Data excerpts
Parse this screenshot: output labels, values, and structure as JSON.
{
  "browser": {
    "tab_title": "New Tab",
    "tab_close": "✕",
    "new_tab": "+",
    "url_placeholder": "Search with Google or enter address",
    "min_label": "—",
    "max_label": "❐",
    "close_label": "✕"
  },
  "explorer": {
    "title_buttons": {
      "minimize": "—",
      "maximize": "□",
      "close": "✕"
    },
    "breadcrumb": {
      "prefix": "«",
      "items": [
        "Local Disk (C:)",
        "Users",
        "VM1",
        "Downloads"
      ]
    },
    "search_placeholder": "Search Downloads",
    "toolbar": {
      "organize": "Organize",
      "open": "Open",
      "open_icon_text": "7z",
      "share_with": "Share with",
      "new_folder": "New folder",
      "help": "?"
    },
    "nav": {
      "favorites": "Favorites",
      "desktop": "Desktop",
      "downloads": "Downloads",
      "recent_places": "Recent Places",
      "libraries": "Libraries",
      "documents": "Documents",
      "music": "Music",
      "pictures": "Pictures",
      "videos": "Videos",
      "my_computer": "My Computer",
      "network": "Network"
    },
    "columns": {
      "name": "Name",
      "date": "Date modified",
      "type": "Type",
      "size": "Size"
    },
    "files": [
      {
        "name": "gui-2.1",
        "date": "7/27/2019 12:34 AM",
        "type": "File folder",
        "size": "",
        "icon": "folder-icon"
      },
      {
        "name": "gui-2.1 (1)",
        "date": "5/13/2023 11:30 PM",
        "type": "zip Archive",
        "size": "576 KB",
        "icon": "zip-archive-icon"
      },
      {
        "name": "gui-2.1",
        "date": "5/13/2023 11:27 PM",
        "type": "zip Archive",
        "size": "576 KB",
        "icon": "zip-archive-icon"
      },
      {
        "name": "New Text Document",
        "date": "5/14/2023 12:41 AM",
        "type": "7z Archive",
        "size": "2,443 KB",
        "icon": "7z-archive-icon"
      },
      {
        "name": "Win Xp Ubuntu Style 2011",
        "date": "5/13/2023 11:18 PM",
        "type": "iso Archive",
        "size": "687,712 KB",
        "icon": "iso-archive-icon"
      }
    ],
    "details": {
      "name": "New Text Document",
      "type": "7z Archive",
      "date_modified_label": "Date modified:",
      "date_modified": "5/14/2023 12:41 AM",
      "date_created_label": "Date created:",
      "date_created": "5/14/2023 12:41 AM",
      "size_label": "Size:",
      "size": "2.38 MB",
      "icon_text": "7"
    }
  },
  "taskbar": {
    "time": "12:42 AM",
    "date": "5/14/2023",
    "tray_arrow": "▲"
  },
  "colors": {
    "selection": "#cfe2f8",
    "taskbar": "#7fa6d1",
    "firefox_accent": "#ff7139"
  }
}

_Task directions_.
Show each line holding the word "name".

_Solution_.
      "name": "Name",
        "name": "gui-2.1",
        "name": "gui-2.1 (1)",
        "name": "gui-2.1",
        "name": "New Text Document",
        "name": "Win Xp Ubuntu Style 2011",
      "name": "New Text Document",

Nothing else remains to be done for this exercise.